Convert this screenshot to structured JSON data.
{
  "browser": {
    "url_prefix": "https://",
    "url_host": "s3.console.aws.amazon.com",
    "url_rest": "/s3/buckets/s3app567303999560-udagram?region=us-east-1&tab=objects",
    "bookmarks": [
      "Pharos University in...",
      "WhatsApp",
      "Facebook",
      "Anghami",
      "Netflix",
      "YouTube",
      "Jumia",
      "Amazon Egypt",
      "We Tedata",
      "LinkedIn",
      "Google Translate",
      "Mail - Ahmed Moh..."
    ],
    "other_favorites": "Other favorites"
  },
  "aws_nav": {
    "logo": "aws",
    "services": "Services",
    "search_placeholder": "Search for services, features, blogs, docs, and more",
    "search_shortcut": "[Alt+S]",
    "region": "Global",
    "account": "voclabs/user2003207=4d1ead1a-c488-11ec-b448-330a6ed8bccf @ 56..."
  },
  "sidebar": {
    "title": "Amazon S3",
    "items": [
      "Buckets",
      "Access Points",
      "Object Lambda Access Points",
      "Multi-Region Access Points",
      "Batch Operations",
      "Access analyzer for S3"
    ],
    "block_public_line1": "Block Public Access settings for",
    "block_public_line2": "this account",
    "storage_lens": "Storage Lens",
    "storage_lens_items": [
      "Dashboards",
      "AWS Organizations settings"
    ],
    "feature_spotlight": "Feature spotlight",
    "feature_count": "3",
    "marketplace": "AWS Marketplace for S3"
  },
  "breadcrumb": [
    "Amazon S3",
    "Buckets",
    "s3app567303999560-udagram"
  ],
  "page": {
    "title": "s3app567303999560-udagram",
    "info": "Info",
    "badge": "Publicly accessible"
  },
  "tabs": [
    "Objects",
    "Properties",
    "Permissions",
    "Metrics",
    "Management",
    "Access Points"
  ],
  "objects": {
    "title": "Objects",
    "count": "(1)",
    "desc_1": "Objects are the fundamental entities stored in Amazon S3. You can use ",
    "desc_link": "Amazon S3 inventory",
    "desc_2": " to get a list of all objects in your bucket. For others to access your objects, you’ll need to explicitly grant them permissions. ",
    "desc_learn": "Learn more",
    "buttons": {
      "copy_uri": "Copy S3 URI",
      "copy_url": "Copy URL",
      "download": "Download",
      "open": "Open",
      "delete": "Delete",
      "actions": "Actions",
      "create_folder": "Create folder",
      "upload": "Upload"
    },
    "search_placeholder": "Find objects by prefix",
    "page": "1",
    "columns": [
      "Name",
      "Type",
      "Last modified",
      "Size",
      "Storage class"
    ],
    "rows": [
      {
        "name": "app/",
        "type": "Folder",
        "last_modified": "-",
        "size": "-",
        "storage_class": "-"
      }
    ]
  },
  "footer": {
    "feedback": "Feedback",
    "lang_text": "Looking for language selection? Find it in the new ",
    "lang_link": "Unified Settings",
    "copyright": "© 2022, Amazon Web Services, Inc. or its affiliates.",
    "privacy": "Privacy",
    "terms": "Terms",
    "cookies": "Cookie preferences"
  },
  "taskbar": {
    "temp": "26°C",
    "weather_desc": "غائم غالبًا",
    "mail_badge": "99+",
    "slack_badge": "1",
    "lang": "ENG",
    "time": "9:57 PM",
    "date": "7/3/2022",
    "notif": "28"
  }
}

****

[Problem statement] Reproduce each record exactly, leaving nothing out.

[Solution to this exercise]
Convert this screenshot to structured JSON data.
{
  "browser": {
    "url_prefix": "https://",
    "url_host": "s3.console.aws.amazon.com",
    "url_rest": "/s3/buckets/s3app567303999560-udagram?region=us-east-1&tab=objects",
    "bookmarks": [
      "Pharos University in...",
      "WhatsApp",
      "Facebook",
      "Anghami",
      "Netflix",
      "YouTube",
      "Jumia",
      "Amazon Egypt",
      "We Tedata",
      "LinkedIn",
      "Google Translate",
      "Mail - Ahmed Moh..."
    ],
    "other_favorites": "Other favorites"
  },
  "aws_nav": {
    "logo": "aws",
    "services": "Services",
    "search_placeholder": "Search for services, features, blogs, docs, and more",
    "search_shortcut": "[Alt+S]",
    "region": "Global",
    "account": "voclabs/user2003207=4d1ead1a-c488-11ec-b448-330a6ed8bccf @ 56..."
  },
  "sidebar": {
    "title": "Amazon S3",
    "items": [
      "Buckets",
      "Access Points",
      "Object Lambda Access Points",
      "Multi-Region Access Points",
      "Batch Operations",
      "Access analyzer for S3"
    ],
    "block_public_line1": "Block Public Access settings for",
    "block_public_line2": "this account",
    "storage_lens": "Storage Lens",
    "storage_lens_items": [
      "Dashboards",
      "AWS Organizations settings"
    ],
    "feature_spotlight": "Feature spotlight",
    "feature_count": "3",
    "marketplace": "AWS Marketplace for S3"
  },
  "breadcrumb": [
    "Amazon S3",
    "Buckets",
    "s3app567303999560-udagram"
  ],
  "page": {
    "title": "s3app567303999560-udagram",
    "info": "Info",
    "badge": "Publicly accessible"
  },
  "tabs": [
    "Objects",
    "Properties",
    "Permissions",
    "Metrics",
    "Management",
    "Access Points"
  ],
  "objects": {
    "title": "Objects",
    "count": "(1)",
    "desc_1": "Objects are the fundamental entities stored in Amazon S3. You can use ",
    "desc_link": "Amazon S3 inventory",
    "desc_2": " to get a list of all objects in your bucket. For others to access your objects, you’ll need to explicitly grant them permissions. ",
    "desc_learn": "Learn more",
    "buttons": {
      "copy_uri": "Copy S3 URI",
      "copy_url": "Copy URL",
      "download": "Download",
      "open": "Open",
      "delete": "Delete",
      "actions": "Actions",
      "create_folder": "Create folder",
      "upload": "Upload"
    },
    "search_placeholder": "Find objects by prefix",
    "page": "1",
    "columns": [
      "Name",
      "Type",
      "Last modified",
      "Size",
      "Storage class"
    ],
    "rows": [
      {
        "name": "app/",
        "type": "Folder",
        "last_modified": "-",
        "size": "-",
        "storage_class": "-"
      }
    ]
  },
  "footer": {
    "feedback": "Feedback",
    "lang_text": "Looking for language selection? Find it in the new ",
    "lang_link": "Unified Settings",
    "copyright": "© 2022, Amazon Web Services, Inc. or its affiliates.",
    "privacy": "Privacy",
    "terms": "Terms",
    "cookies": "Cookie preferences"
  },
  "taskbar": {
    "temp": "26°C",
    "weather_desc": "غائم غالبًا",
    "mail_badge": "99+",
    "slack_badge": "1",
    "lang": "ENG",
    "time": "9:57 PM",
    "date": "7/3/2022",
    "notif": "28"
  }
}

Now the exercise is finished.